[Stored data entries]
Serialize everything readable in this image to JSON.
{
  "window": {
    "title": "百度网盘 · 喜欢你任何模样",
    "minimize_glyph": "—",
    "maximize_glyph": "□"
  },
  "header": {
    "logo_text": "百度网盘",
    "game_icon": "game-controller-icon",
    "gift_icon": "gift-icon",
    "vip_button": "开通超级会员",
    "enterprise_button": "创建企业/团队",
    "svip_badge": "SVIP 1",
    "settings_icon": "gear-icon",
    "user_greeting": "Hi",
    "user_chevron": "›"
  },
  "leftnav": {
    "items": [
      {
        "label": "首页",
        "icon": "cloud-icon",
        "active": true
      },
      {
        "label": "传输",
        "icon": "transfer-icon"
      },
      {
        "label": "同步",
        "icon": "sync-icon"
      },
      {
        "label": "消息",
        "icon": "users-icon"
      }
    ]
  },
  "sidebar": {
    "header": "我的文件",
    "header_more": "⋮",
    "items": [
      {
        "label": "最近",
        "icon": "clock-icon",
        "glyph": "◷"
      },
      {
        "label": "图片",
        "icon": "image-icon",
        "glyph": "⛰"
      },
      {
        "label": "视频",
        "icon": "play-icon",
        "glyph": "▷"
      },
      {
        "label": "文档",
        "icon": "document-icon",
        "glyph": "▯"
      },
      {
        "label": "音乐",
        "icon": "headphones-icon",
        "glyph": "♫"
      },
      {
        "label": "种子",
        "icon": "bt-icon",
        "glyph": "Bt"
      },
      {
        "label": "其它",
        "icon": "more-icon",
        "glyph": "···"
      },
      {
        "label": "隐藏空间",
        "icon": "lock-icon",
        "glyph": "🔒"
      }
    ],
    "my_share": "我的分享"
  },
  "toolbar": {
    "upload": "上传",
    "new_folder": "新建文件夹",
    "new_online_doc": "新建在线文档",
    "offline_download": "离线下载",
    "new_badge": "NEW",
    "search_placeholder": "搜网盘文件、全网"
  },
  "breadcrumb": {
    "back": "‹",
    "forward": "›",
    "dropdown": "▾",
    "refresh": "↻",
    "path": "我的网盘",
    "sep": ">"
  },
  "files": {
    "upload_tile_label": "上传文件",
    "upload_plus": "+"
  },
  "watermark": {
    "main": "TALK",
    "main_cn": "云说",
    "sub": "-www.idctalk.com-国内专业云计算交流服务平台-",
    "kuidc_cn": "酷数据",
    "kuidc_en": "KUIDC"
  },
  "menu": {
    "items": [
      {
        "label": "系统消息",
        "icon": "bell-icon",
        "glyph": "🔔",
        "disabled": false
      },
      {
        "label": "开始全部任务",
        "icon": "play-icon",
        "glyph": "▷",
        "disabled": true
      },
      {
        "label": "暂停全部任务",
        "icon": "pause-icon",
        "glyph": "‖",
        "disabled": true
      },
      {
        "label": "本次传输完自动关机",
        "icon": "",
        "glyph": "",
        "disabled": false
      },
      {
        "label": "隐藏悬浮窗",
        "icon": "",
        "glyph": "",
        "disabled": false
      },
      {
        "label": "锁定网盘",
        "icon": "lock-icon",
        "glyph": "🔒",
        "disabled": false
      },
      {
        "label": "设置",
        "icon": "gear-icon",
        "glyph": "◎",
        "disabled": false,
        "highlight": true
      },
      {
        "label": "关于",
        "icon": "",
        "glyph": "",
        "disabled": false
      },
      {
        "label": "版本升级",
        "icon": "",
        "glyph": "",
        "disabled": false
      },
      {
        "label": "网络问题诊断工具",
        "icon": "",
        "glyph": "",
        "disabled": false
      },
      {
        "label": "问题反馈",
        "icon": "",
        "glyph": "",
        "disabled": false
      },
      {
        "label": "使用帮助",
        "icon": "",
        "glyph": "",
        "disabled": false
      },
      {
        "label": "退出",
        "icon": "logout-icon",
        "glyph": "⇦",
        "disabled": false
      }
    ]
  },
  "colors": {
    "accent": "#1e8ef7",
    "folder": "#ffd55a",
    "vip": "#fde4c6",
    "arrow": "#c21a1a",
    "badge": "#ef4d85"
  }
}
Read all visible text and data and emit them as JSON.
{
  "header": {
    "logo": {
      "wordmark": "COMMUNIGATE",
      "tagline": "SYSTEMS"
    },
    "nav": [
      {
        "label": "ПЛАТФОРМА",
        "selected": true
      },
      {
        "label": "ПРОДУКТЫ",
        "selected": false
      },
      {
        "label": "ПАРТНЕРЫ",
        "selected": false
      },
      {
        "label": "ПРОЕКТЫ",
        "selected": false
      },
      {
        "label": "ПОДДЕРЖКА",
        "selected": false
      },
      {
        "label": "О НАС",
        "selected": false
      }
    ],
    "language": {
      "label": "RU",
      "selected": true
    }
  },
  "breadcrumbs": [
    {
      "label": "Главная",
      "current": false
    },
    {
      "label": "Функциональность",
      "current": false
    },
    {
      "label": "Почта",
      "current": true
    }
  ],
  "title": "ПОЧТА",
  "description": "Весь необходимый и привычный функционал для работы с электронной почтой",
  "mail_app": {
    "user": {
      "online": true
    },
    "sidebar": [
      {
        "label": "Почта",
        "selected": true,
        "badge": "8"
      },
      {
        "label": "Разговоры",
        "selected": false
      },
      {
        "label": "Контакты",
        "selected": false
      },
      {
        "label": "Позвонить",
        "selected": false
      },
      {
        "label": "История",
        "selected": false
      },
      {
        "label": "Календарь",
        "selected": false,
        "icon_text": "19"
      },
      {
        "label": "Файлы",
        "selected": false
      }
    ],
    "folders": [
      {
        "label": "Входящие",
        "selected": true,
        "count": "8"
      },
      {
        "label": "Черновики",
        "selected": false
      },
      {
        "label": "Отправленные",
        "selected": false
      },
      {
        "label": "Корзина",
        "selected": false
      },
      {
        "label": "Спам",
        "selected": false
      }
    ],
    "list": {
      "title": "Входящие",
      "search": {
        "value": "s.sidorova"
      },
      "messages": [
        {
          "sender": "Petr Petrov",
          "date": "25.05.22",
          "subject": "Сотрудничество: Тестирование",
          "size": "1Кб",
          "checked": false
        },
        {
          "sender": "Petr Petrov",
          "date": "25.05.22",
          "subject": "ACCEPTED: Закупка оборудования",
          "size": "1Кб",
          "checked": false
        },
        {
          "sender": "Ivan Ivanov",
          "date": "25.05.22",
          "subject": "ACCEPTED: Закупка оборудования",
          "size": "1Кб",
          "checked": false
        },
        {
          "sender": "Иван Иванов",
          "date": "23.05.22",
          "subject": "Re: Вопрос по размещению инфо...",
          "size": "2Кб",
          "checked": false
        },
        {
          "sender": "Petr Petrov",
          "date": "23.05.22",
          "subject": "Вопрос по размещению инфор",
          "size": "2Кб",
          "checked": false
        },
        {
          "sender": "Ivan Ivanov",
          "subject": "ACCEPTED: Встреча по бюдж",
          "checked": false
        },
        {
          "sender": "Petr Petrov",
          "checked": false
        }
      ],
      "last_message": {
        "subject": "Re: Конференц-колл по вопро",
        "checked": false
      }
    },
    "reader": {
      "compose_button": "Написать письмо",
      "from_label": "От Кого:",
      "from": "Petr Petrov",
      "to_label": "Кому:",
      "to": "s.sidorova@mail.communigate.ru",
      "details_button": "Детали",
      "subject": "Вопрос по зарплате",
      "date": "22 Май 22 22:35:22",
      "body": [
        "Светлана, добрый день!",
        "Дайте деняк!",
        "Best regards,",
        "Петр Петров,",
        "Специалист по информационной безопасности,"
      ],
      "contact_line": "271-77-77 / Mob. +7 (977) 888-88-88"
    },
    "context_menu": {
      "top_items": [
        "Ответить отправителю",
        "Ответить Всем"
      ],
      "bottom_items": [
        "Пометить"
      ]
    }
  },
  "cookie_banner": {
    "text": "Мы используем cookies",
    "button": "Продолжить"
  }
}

Work to be completed: Using the data above, return each line exactly as written.

Reply to the exercise:
Serialize everything readable in this image to JSON.
{
  "window": {
    "title": "百度网盘 · 喜欢你任何模样",
    "minimize_glyph": "—",
    "maximize_glyph": "□"
  },
  "header": {
    "logo_text": "百度网盘",
    "game_icon": "game-controller-icon",
    "gift_icon": "gift-icon",
    "vip_button": "开通超级会员",
    "enterprise_button": "创建企业/团队",
    "svip_badge": "SVIP 1",
    "settings_icon": "gear-icon",
    "user_greeting": "Hi",
    "user_chevron": "›"
  },
  "leftnav": {
    "items": [
      {
        "label": "首页",
        "icon": "cloud-icon",
        "active": true
      },
      {
        "label": "传输",
        "icon": "transfer-icon"
      },
      {
        "label": "同步",
        "icon": "sync-icon"
      },
      {
        "label": "消息",
        "icon": "users-icon"
      }
    ]
  },
  "sidebar": {
    "header": "我的文件",
    "header_more": "⋮",
    "items": [
      {
        "label": "最近",
        "icon": "clock-icon",
        "glyph": "◷"
      },
      {
        "label": "图片",
        "icon": "image-icon",
        "glyph": "⛰"
      },
      {
        "label": "视频",
        "icon": "play-icon",
        "glyph": "▷"
      },
      {
        "label": "文档",
        "icon": "document-icon",
        "glyph": "▯"
      },
      {
        "label": "音乐",
        "icon": "headphones-icon",
        "glyph": "♫"
      },
      {
        "label": "种子",
        "icon": "bt-icon",
        "glyph": "Bt"
      },
      {
        "label": "其它",
        "icon": "more-icon",
        "glyph": "···"
      },
      {
        "label": "隐藏空间",
        "icon": "lock-icon",
        "glyph": "🔒"
      }
    ],
    "my_share": "我的分享"
  },
  "toolbar": {
    "upload": "上传",
    "new_folder": "新建文件夹",
    "new_online_doc": "新建在线文档",
    "offline_download": "离线下载",
    "new_badge": "NEW",
    "search_placeholder": "搜网盘文件、全网"
  },
  "breadcrumb": {
    "back": "‹",
    "forward": "›",
    "dropdown": "▾",
    "refresh": "↻",
    "path": "我的网盘",
    "sep": ">"
  },
  "files": {
    "upload_tile_label": "上传文件",
    "upload_plus": "+"
  },
  "watermark": {
    "main": "TALK",
    "main_cn": "云说",
    "sub": "-www.idctalk.com-国内专业云计算交流服务平台-",
    "kuidc_cn": "酷数据",
    "kuidc_en": "KUIDC"
  },
  "menu": {
    "items": [
      {
        "label": "系统消息",
        "icon": "bell-icon",
        "glyph": "🔔",
        "disabled": false
      },
      {
        "label": "开始全部任务",
        "icon": "play-icon",
        "glyph": "▷",
        "disabled": true
      },
      {
        "label": "暂停全部任务",
        "icon": "pause-icon",
        "glyph": "‖",
        "disabled": true
      },
      {
        "label": "本次传输完自动关机",
        "icon": "",
        "glyph": "",
        "disabled": false
      },
      {
        "label": "隐藏悬浮窗",
        "icon": "",
        "glyph": "",
        "disabled": false
      },
      {
        "label": "锁定网盘",
        "icon": "lock-icon",
        "glyph": "🔒",
        "disabled": false
      },
      {
        "label": "设置",
        "icon": "gear-icon",
        "glyph": "◎",
        "disabled": false,
        "highlight": true
      },
      {
        "label": "关于",
        "icon": "",
        "glyph": "",
        "disabled": false
      },
      {
        "label": "版本升级",
        "icon": "",
        "glyph": "",
        "disabled": false
      },
      {
        "label": "网络问题诊断工具",
        "icon": "",
        "glyph": "",
        "disabled": false
      },
      {
        "label": "问题反馈",
        "icon": "",
        "glyph": "",
        "disabled": false
      },
      {
        "label": "使用帮助",
        "icon": "",
        "glyph": "",
        "disabled": false
      },
      {
        "label": "退出",
        "icon": "logout-icon",
        "glyph": "⇦",
        "disabled": false
      }
    ]
  },
  "colors": {
    "accent": "#1e8ef7",
    "folder": "#ffd55a",
    "vip": "#fde4c6",
    "arrow": "#c21a1a",
    "badge": "#ef4d85"
  }
}
Read all visible text and data and emit them as JSON.
{
  "header": {
    "logo": {
      "wordmark": "COMMUNIGATE",
      "tagline": "SYSTEMS"
    },
    "nav": [
      {
        "label": "ПЛАТФОРМА",
        "selected": true
      },
      {
        "label": "ПРОДУКТЫ",
        "selected": false
      },
      {
        "label": "ПАРТНЕРЫ",
        "selected": false
      },
      {
        "label": "ПРОЕКТЫ",
        "selected": false
      },
      {
        "label": "ПОДДЕРЖКА",
        "selected": false
      },
      {
        "label": "О НАС",
        "selected": false
      }
    ],
    "language": {
      "label": "RU",
      "selected": true
    }
  },
  "breadcrumbs": [
    {
      "label": "Главная",
      "current": false
    },
    {
      "label": "Функциональность",
      "current": false
    },
    {
      "label": "Почта",
      "current": true
    }
  ],
  "title": "ПОЧТА",
  "description": "Весь необходимый и привычный функционал для работы с электронной почтой",
  "mail_app": {
    "user": {
      "online": true
    },
    "sidebar": [
      {
        "label": "Почта",
        "selected": true,
        "badge": "8"
      },
      {
        "label": "Разговоры",
        "selected": false
      },
      {
        "label": "Контакты",
        "selected": false
      },
      {
        "label": "Позвонить",
        "selected": false
      },
      {
        "label": "История",
        "selected": false
      },
      {
        "label": "Календарь",
        "selected": false,
        "icon_text": "19"
      },
      {
        "label": "Файлы",
        "selected": false
      }
    ],
    "folders": [
      {
        "label": "Входящие",
        "selected": true,
        "count": "8"
      },
      {
        "label": "Черновики",
        "selected": false
      },
      {
        "label": "Отправленные",
        "selected": false
      },
      {
        "label": "Корзина",
        "selected": false
      },
      {
        "label": "Спам",
        "selected": false
      }
    ],
    "list": {
      "title": "Входящие",
      "search": {
        "value": "s.sidorova"
      },
      "messages": [
        {
          "sender": "Petr Petrov",
          "date": "25.05.22",
          "subject": "Сотрудничество: Тестирование",
          "size": "1Кб",
          "checked": false
        },
        {
          "sender": "Petr Petrov",
          "date": "25.05.22",
          "subject": "ACCEPTED: Закупка оборудования",
          "size": "1Кб",
          "checked": false
        },
        {
          "sender": "Ivan Ivanov",
          "date": "25.05.22",
          "subject": "ACCEPTED: Закупка оборудования",
          "size": "1Кб",
          "checked": false
        },
        {
          "sender": "Иван Иванов",
          "date": "23.05.22",
          "subject": "Re: Вопрос по размещению инфо...",
          "size": "2Кб",
          "checked": false
        },
        {
          "sender": "Petr Petrov",
          "date": "23.05.22",
          "subject": "Вопрос по размещению инфор",
          "size": "2Кб",
          "checked": false
        },
        {
          "sender": "Ivan Ivanov",
          "subject": "ACCEPTED: Встреча по бюдж",
          "checked": false
        },
        {
          "sender": "Petr Petrov",
          "checked": false
        }
      ],
      "last_message": {
        "subject": "Re: Конференц-колл по вопро",
        "checked": false
      }
    },
    "reader": {
      "compose_button": "Написать письмо",
      "from_label": "От Кого:",
      "from": "Petr Petrov",
      "to_label": "Кому:",
      "to": "s.sidorova@mail.communigate.ru",
      "details_button": "Детали",
      "subject": "Вопрос по зарплате",
      "date": "22 Май 22 22:35:22",
      "body": [
        "Светлана, добрый день!",
        "Дайте деняк!",
        "Best regards,",
        "Петр Петров,",
        "Специалист по информационной безопасности,"
      ],
      "contact_line": "271-77-77 / Mob. +7 (977) 888-88-88"
    },
    "context_menu": {
      "top_items": [
        "Ответить отправителю",
        "Ответить Всем"
      ],
      "bottom_items": [
        "Пометить"
      ]
    }
  },
  "cookie_banner": {
    "text": "Мы используем cookies",
    "button": "Продолжить"
  }
}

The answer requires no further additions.